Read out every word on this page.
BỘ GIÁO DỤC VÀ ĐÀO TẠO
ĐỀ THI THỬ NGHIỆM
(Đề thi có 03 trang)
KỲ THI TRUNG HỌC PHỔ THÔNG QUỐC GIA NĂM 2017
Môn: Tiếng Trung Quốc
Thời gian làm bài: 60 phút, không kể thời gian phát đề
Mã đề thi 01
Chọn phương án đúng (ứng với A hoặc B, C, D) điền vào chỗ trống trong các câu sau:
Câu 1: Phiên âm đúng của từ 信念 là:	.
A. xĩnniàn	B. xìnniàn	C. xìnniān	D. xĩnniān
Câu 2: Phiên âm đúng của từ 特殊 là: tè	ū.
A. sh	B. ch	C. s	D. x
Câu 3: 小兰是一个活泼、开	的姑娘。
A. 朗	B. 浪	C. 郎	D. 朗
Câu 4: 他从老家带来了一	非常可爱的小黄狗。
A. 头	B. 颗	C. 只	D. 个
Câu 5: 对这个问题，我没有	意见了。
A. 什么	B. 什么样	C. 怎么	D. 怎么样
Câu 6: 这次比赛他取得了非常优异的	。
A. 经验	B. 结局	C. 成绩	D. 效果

---

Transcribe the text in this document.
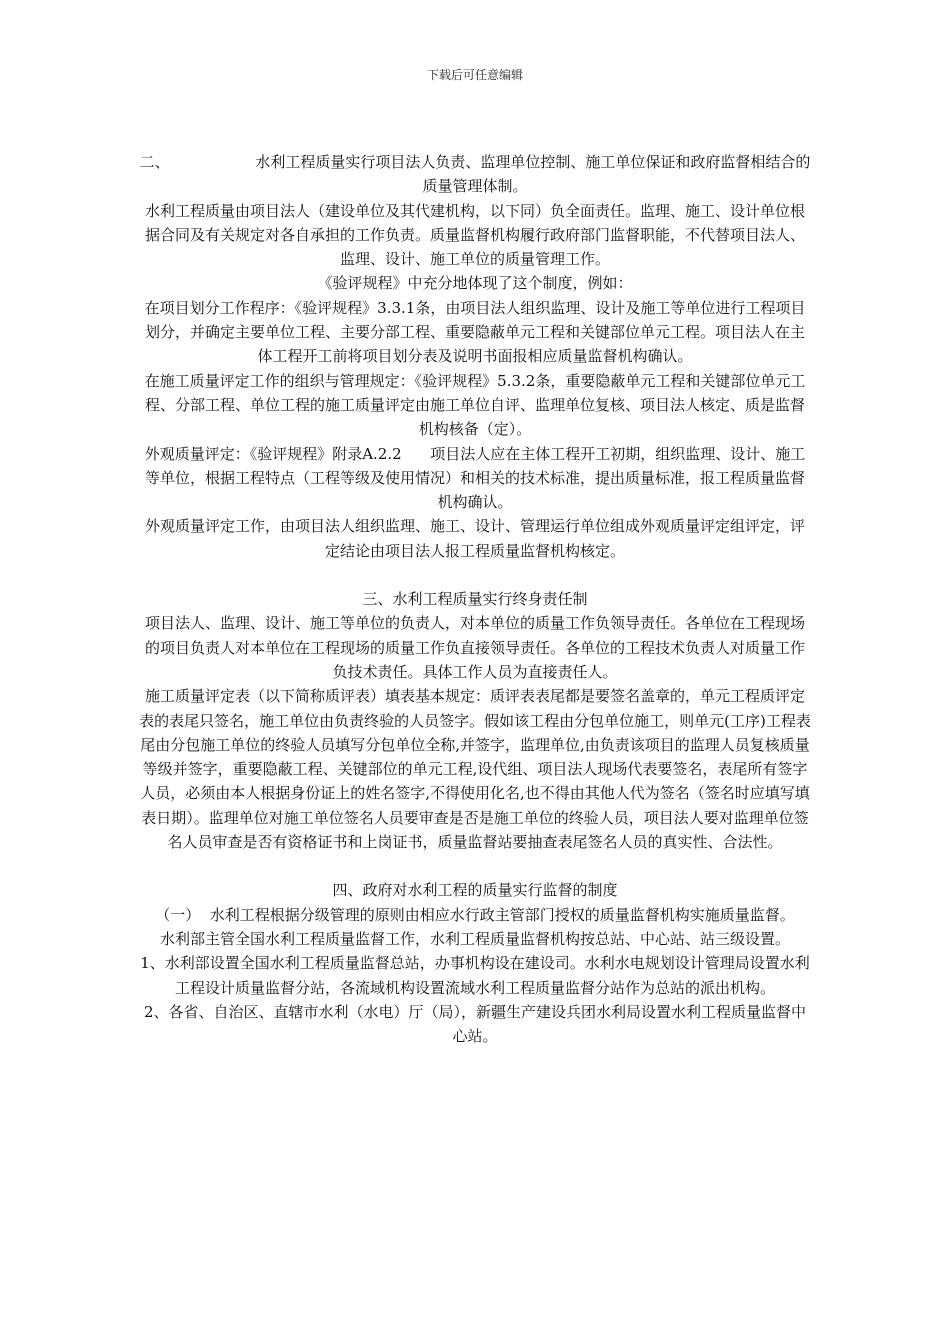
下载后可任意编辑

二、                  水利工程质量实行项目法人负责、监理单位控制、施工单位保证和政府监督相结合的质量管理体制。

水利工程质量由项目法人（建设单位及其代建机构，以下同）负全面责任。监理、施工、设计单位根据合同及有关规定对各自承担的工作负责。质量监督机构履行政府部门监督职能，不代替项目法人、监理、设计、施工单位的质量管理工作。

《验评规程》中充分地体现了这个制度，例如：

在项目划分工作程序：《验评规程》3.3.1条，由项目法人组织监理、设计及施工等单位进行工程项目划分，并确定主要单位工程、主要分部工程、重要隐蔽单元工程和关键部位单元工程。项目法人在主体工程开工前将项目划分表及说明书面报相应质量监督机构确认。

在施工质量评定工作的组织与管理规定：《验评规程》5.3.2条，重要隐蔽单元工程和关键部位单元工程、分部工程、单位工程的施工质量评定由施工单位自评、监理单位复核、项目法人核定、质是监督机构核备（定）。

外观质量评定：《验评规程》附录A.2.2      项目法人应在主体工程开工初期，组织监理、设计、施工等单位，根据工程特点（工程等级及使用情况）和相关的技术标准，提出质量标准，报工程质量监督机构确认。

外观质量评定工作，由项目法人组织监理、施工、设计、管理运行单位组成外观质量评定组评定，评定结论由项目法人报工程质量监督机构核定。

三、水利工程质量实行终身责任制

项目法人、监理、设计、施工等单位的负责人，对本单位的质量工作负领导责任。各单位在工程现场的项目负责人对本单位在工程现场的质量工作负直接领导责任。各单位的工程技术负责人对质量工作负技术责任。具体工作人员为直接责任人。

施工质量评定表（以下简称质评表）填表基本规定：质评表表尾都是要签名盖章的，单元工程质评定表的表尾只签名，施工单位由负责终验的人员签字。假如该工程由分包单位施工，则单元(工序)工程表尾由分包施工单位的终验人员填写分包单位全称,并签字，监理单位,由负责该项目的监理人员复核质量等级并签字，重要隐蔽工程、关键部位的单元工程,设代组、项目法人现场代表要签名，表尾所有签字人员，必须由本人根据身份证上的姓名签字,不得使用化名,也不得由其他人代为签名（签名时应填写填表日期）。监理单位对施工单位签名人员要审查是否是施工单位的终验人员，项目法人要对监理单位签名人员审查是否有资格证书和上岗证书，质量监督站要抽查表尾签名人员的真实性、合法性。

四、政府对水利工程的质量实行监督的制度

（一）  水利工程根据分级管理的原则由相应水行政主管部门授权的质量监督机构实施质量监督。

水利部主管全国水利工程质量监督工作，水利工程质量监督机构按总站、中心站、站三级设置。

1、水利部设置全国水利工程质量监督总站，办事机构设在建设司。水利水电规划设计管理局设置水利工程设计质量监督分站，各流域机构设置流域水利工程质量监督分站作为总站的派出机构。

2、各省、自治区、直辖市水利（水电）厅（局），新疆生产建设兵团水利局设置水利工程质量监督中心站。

» **JOB**
From the records above, copy every line that holds the word "this".

» **CORRECT ANSWER**
Read out every word on this page.
Transcribe the text in this document.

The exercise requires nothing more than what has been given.